All of the data below must be repeated exactly.

==========

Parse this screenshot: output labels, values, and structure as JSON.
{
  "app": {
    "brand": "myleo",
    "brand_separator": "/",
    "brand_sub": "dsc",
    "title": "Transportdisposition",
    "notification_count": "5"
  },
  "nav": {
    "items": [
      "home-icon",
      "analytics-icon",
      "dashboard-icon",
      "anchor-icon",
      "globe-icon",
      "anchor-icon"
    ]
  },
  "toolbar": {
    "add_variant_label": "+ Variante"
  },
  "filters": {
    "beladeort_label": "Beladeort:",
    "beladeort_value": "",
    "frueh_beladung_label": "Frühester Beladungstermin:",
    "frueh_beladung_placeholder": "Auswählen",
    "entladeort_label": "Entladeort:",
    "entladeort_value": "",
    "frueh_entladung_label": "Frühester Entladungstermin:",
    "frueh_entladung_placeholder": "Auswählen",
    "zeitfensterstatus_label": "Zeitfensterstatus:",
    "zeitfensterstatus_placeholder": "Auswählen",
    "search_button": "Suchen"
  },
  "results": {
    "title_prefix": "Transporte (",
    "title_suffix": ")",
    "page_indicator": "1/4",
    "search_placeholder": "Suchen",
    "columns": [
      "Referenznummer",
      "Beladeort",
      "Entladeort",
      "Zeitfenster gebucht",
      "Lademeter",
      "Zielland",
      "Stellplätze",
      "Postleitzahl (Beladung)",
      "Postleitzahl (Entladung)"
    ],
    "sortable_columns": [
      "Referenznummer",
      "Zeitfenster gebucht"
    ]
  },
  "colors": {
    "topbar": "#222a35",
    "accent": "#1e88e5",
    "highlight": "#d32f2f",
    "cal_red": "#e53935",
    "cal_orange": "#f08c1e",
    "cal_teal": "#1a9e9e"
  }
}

==========

### Exercise result
Parse this screenshot: output labels, values, and structure as JSON.
{
  "app": {
    "brand": "myleo",
    "brand_separator": "/",
    "brand_sub": "dsc",
    "title": "Transportdisposition",
    "notification_count": "5"
  },
  "nav": {
    "items": [
      "home-icon",
      "analytics-icon",
      "dashboard-icon",
      "anchor-icon",
      "globe-icon",
      "anchor-icon"
    ]
  },
  "toolbar": {
    "add_variant_label": "+ Variante"
  },
  "filters": {
    "beladeort_label": "Beladeort:",
    "beladeort_value": "",
    "frueh_beladung_label": "Frühester Beladungstermin:",
    "frueh_beladung_placeholder": "Auswählen",
    "entladeort_label": "Entladeort:",
    "entladeort_value": "",
    "frueh_entladung_label": "Frühester Entladungstermin:",
    "frueh_entladung_placeholder": "Auswählen",
    "zeitfensterstatus_label": "Zeitfensterstatus:",
    "zeitfensterstatus_placeholder": "Auswählen",
    "search_button": "Suchen"
  },
  "results": {
    "title_prefix": "Transporte (",
    "title_suffix": ")",
    "page_indicator": "1/4",
    "search_placeholder": "Suchen",
    "columns": [
      "Referenznummer",
      "Beladeort",
      "Entladeort",
      "Zeitfenster gebucht",
      "Lademeter",
      "Zielland",
      "Stellplätze",
      "Postleitzahl (Beladung)",
      "Postleitzahl (Entladung)"
    ],
    "sortable_columns": [
      "Referenznummer",
      "Zeitfenster gebucht"
    ]
  },
  "colors": {
    "topbar": "#222a35",
    "accent": "#1e88e5",
    "highlight": "#d32f2f",
    "cal_red": "#e53935",
    "cal_orange": "#f08c1e",
    "cal_teal": "#1a9e9e"
  }
}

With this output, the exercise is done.